APPLY WHAT YOU READ
a: In the mailing-list exchange about loading AppArmor profiles under systemd, why does the writer say that loading profiles one after the other is not purely a drawback? Answer in one to three sentences.
b: According to the mailing-list exchange about AppArmor and systemd, which command runs when someone checks "rcapparmor status"?
c: Continue the mailing-list exchange about AppArmor and systemd from its last sentence.

TEXT SEGMENT below:

Le lundi 19 décembre 2011 à 21:20 +0100, Christian Boltz a écrit :
Hello,
Am Samstag, 17. Dezember 2011 schrieb Cristian Rodríguez:
On 18/12/11 13:53, Christian Boltz wrote:
Now tell me how to do this in a *.service file without using a script (extremely simplified version of loading the AppArmor profiles):
ls -1 /etc/apparmor.d/ | grep -v 'rpmnew$|rpmold$' | \ while read profile ; do apparmor_parser "/etc/apparmor.d/$profile" done
I guess apparmor_parser can by itself exclude backup files and provide recursion no ?
AFAIK it can't - the current initscript loads one profile after the other. It might sound like a disadvantage, but OTOH it allows to selectively load or reload a single profile manually.
To name another example: check the current (quite verbose) output of "rcapparmor status". How can this (running the "aa-status" command) be done with systemd when someone checks the status? I know about ExecStart, ExecReload and ExecStop, but I don't see something like ExecStatus in systemd.service(5).

End of TEXT SEGMENT.
LISTED ENTRIES below:

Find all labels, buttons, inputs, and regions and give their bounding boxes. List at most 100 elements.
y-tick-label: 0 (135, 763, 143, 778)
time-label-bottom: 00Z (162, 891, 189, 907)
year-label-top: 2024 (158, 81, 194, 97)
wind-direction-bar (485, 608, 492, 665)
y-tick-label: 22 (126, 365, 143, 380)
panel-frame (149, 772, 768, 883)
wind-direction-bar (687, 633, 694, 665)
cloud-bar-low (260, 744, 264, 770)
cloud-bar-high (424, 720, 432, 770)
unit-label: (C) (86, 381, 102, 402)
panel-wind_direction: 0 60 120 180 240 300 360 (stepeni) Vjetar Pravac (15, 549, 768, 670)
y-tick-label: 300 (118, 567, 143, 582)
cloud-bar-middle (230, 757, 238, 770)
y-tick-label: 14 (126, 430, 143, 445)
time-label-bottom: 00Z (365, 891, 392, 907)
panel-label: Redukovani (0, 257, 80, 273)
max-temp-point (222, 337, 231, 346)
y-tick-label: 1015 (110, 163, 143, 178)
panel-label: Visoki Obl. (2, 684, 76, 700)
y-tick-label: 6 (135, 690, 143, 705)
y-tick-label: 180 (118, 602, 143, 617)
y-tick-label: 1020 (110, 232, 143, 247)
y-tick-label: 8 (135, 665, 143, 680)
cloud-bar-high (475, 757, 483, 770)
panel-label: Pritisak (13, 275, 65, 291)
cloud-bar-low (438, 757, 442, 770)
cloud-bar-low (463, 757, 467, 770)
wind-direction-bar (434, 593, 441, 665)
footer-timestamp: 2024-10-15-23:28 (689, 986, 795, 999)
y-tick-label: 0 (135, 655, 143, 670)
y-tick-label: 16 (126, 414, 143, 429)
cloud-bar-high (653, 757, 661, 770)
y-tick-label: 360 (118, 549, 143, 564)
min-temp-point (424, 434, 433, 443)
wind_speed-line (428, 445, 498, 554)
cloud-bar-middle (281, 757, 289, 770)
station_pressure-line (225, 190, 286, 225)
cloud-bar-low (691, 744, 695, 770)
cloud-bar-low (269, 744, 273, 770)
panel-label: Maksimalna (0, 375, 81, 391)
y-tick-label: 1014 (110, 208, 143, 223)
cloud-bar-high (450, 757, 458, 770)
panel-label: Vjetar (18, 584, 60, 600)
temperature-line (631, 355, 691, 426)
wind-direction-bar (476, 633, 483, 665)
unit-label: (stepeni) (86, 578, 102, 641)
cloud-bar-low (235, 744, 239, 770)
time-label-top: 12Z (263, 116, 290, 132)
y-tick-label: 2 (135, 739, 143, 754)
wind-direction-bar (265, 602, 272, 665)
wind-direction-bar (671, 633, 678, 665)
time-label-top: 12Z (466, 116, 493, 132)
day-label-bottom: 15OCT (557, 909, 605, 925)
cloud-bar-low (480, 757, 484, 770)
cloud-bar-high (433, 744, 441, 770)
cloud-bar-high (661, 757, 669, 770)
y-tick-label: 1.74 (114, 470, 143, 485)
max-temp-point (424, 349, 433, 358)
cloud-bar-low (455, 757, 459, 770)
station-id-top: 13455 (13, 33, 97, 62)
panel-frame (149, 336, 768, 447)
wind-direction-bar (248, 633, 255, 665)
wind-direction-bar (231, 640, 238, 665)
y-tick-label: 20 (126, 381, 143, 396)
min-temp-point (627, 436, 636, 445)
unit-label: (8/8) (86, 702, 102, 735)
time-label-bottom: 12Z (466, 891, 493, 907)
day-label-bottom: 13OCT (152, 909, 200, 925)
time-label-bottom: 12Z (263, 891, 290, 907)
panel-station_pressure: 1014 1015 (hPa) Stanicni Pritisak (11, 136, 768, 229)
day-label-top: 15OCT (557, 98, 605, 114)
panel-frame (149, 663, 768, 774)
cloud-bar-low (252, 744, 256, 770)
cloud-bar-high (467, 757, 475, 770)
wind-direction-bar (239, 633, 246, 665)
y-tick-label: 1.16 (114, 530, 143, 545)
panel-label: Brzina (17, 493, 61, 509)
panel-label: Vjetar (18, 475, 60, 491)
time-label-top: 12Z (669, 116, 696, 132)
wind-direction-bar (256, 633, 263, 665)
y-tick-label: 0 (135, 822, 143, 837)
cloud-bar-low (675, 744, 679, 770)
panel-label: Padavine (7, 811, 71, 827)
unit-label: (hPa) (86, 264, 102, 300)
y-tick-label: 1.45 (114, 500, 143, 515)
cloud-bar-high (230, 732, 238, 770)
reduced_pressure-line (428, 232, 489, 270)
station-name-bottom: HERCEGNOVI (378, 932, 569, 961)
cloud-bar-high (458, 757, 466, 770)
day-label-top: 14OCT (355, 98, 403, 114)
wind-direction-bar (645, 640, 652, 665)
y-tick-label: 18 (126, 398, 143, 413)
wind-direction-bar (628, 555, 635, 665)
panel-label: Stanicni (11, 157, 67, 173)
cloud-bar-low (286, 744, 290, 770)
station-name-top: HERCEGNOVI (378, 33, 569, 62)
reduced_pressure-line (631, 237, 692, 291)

End of LISTED ENTRIES.

RESPONSES FOR EACH TASK
a: The current initscript loads one profile after the other. That might seem like a disadvantage, but it also lets a user load or reload a single profile manually.

b: The "aa-status" command.

c:
You probably know that there is nothing like a permanently running AppArmor process, so looking up the status somewhere in the process table ("is the started process still running?") is impossible. I allso don't like the idea to rely on "we loaded the profiles, so they must still be there" because someone could have unloaded them manually.
Back to my question - how can this be handled in a *.service file?
It can't. systemctl status foo.service is supposed to return an errorcode (and some systemd text output), in a standard form and that's it.
rc* SUSE-ish shouldn't rely on initscript "status" command to output anything but the "standard" form. Additional commands should be used instead.